(Given request): Quote all of the data that follows exactly as written, skipping the images.

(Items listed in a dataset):
************

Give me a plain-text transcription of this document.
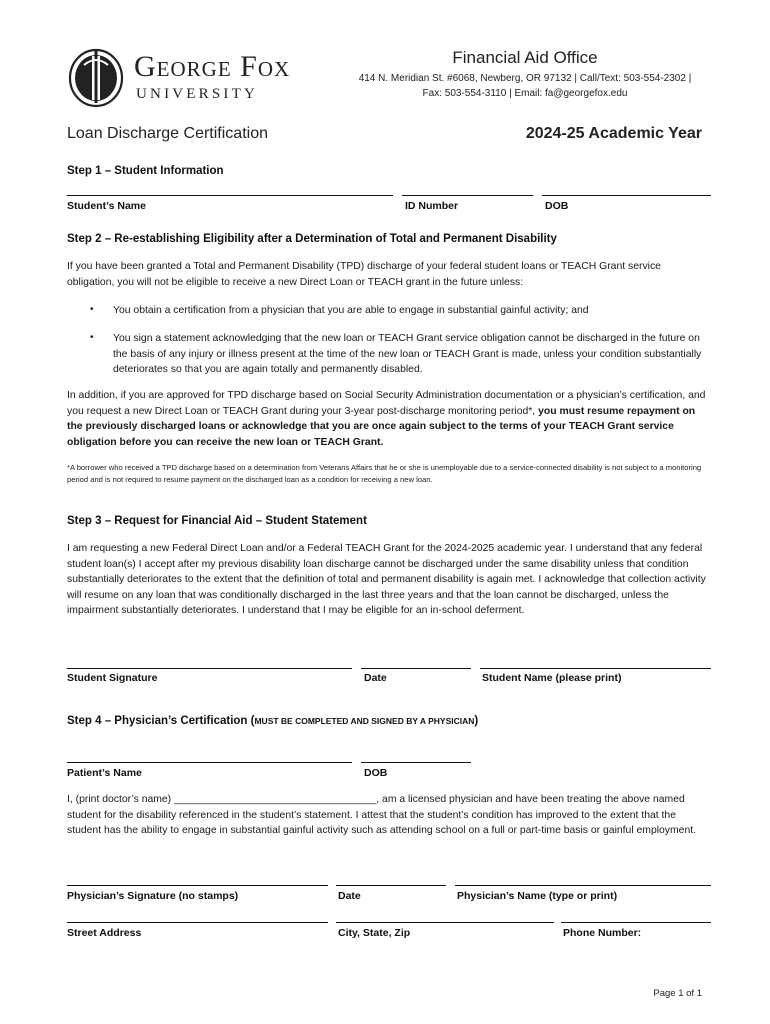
George Fox
UNIVERSITY
Financial Aid Office
414 N. Meridian St. #6068, Newberg, OR 97132 | Call/Text: 503-554-2302 |
Fax: 503-554-3110 | Email: fa@georgefox.edu
Loan Discharge Certification	2024-25 Academic Year
Step 1 – Student Information
Student’s Name	ID Number	DOB
Step 2 – Re-establishing Eligibility after a Determination of Total and Permanent Disability
If you have been granted a Total and Permanent Disability (TPD) discharge of your federal student loans or TEACH Grant service obligation, you will not be eligible to receive a new Direct Loan or TEACH grant in the future unless:
• You obtain a certification from a physician that you are able to engage in substantial gainful activity; and
• You sign a statement acknowledging that the new loan or TEACH Grant service obligation cannot be discharged in the future on the basis of any injury or illness present at the time of the new loan or TEACH Grant is made, unless your condition substantially deteriorates so that you are again totally and permanently disabled.
In addition, if you are approved for TPD discharge based on Social Security Administration documentation or a physician’s certification, and you request a new Direct Loan or TEACH Grant during your 3-year post-discharge monitoring period*, you must resume repayment on the previously discharged loans or acknowledge that you are once again subject to the terms of your TEACH Grant service obligation before you can receive the new loan or TEACH Grant.
*A borrower who received a TPD discharge based on a determination from Veterans Affairs that he or she is unemployable due to a service-connected disability is not subject to a monitoring period and is not required to resume payment on the discharged loan as a condition for receiving a new loan.
Step 3 – Request for Financial Aid – Student Statement
I am requesting a new Federal Direct Loan and/or a Federal TEACH Grant for the 2024-2025 academic year. I understand that any federal student loan(s) I accept after my previous disability loan discharge cannot be discharged under the same disability unless that condition substantially deteriorates to the extent that the definition of total and permanent disability is again met. I acknowledge that collection activity will resume on any loan that was conditionally discharged in the last three years and that the loan cannot be discharged, unless the impairment substantially deteriorates. I understand that I may be eligible for an in-school deferment.
Student Signature	Date	Student Name (please print)
Step 4 – Physician’s Certification (MUST BE COMPLETED AND SIGNED BY A PHYSICIAN)
Patient’s Name	DOB
I, (print doctor’s name) ___________________________________, am a licensed physician and have been treating the above named student for the disability referenced in the student’s statement. I attest that the student’s condition has improved to the extent that the student has the ability to engage in substantial gainful activity such as attending school on a full or part-time basis or gainful employment.
Physician’s Signature (no stamps)	Date	Physician’s Name (type or print)
Street Address	City, State, Zip	Phone Number:
Page 1 of 1
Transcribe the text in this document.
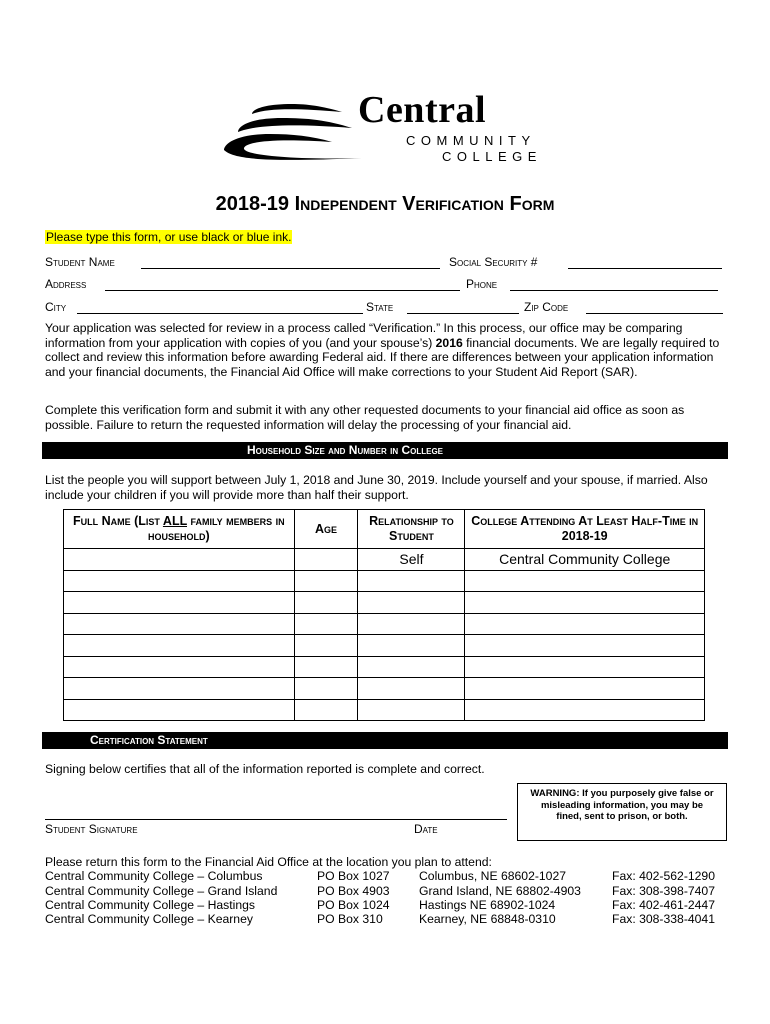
Central
COMMUNITY
COLLEGE
2018-19 Independent Verification Form
Please type this form, or use black or blue ink.
Student Name	Social Security #
Address	Phone
City	State	Zip Code
Your application was selected for review in a process called “Verification.” In this process, our office may be comparing information from your application with copies of you (and your spouse’s) 2016 financial documents. We are legally required to collect and review this information before awarding Federal aid. If there are differences between your application information and your financial documents, the Financial Aid Office will make corrections to your Student Aid Report (SAR).
Complete this verification form and submit it with any other requested documents to your financial aid office as soon as possible. Failure to return the requested information will delay the processing of your financial aid.
Household Size and Number in College
List the people you will support between July 1, 2018 and June 30, 2019. Include yourself and your spouse, if married. Also include your children if you will provide more than half their support.
Full Name (List ALL family members in household)	Age	Relationship to Student	College Attending At Least Half-Time in 2018-19
		Self	Central Community College

Certification Statement
Signing below certifies that all of the information reported is complete and correct.
Student Signature	Date
WARNING: If you purposely give false or misleading information, you may be fined, sent to prison, or both.
Please return this form to the Financial Aid Office at the location you plan to attend:
Central Community College – Columbus	PO Box 1027 Columbus, NE 68602-1027	Fax: 402-562-1290
Central Community College – Grand Island	PO Box 4903 Grand Island, NE 68802-4903	Fax: 308-398-7407
Central Community College – Hastings	PO Box 1024 Hastings NE 68902-1024	Fax: 402-461-2447
Central Community College – Kearney	PO Box 310	Kearney, NE 68848-0310	Fax: 308-338-4041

************

(The response):
Give me a plain-text transcription of this document.
George Fox
UNIVERSITY
Financial Aid Office
414 N. Meridian St. #6068, Newberg, OR 97132 | Call/Text: 503-554-2302 |
Fax: 503-554-3110 | Email: fa@georgefox.edu
Loan Discharge Certification	2024-25 Academic Year
Step 1 – Student Information
Student’s Name	ID Number	DOB
Step 2 – Re-establishing Eligibility after a Determination of Total and Permanent Disability
If you have been granted a Total and Permanent Disability (TPD) discharge of your federal student loans or TEACH Grant service obligation, you will not be eligible to receive a new Direct Loan or TEACH grant in the future unless:
• You obtain a certification from a physician that you are able to engage in substantial gainful activity; and
• You sign a statement acknowledging that the new loan or TEACH Grant service obligation cannot be discharged in the future on the basis of any injury or illness present at the time of the new loan or TEACH Grant is made, unless your condition substantially deteriorates so that you are again totally and permanently disabled.
In addition, if you are approved for TPD discharge based on Social Security Administration documentation or a physician’s certification, and you request a new Direct Loan or TEACH Grant during your 3-year post-discharge monitoring period*, you must resume repayment on the previously discharged loans or acknowledge that you are once again subject to the terms of your TEACH Grant service obligation before you can receive the new loan or TEACH Grant.
*A borrower who received a TPD discharge based on a determination from Veterans Affairs that he or she is unemployable due to a service-connected disability is not subject to a monitoring period and is not required to resume payment on the discharged loan as a condition for receiving a new loan.
Step 3 – Request for Financial Aid – Student Statement
I am requesting a new Federal Direct Loan and/or a Federal TEACH Grant for the 2024-2025 academic year. I understand that any federal student loan(s) I accept after my previous disability loan discharge cannot be discharged under the same disability unless that condition substantially deteriorates to the extent that the definition of total and permanent disability is again met. I acknowledge that collection activity will resume on any loan that was conditionally discharged in the last three years and that the loan cannot be discharged, unless the impairment substantially deteriorates. I understand that I may be eligible for an in-school deferment.
Student Signature	Date	Student Name (please print)
Step 4 – Physician’s Certification (MUST BE COMPLETED AND SIGNED BY A PHYSICIAN)
Patient’s Name	DOB
I, (print doctor’s name) ___________________________________, am a licensed physician and have been treating the above named student for the disability referenced in the student’s statement. I attest that the student’s condition has improved to the extent that the student has the ability to engage in substantial gainful activity such as attending school on a full or part-time basis or gainful employment.
Physician’s Signature (no stamps)	Date	Physician’s Name (type or print)
Street Address	City, State, Zip	Phone Number:
Page 1 of 1
Transcribe the text in this document.
Central
COMMUNITY
COLLEGE
2018-19 Independent Verification Form
Please type this form, or use black or blue ink.
Student Name	Social Security #
Address	Phone
City	State	Zip Code
Your application was selected for review in a process called “Verification.” In this process, our office may be comparing information from your application with copies of you (and your spouse’s) 2016 financial documents. We are legally required to collect and review this information before awarding Federal aid. If there are differences between your application information and your financial documents, the Financial Aid Office will make corrections to your Student Aid Report (SAR).
Complete this verification form and submit it with any other requested documents to your financial aid office as soon as possible. Failure to return the requested information will delay the processing of your financial aid.
Household Size and Number in College
List the people you will support between July 1, 2018 and June 30, 2019. Include yourself and your spouse, if married. Also include your children if you will provide more than half their support.
Full Name (List ALL family members in household)	Age	Relationship to Student	College Attending At Least Half-Time in 2018-19
		Self	Central Community College

Certification Statement
Signing below certifies that all of the information reported is complete and correct.
Student Signature	Date
WARNING: If you purposely give false or misleading information, you may be fined, sent to prison, or both.
Please return this form to the Financial Aid Office at the location you plan to attend:
Central Community College – Columbus	PO Box 1027 Columbus, NE 68602-1027	Fax: 402-562-1290
Central Community College – Grand Island	PO Box 4903 Grand Island, NE 68802-4903	Fax: 308-398-7407
Central Community College – Hastings	PO Box 1024 Hastings NE 68902-1024	Fax: 402-461-2447
Central Community College – Kearney	PO Box 310	Kearney, NE 68848-0310	Fax: 308-338-4041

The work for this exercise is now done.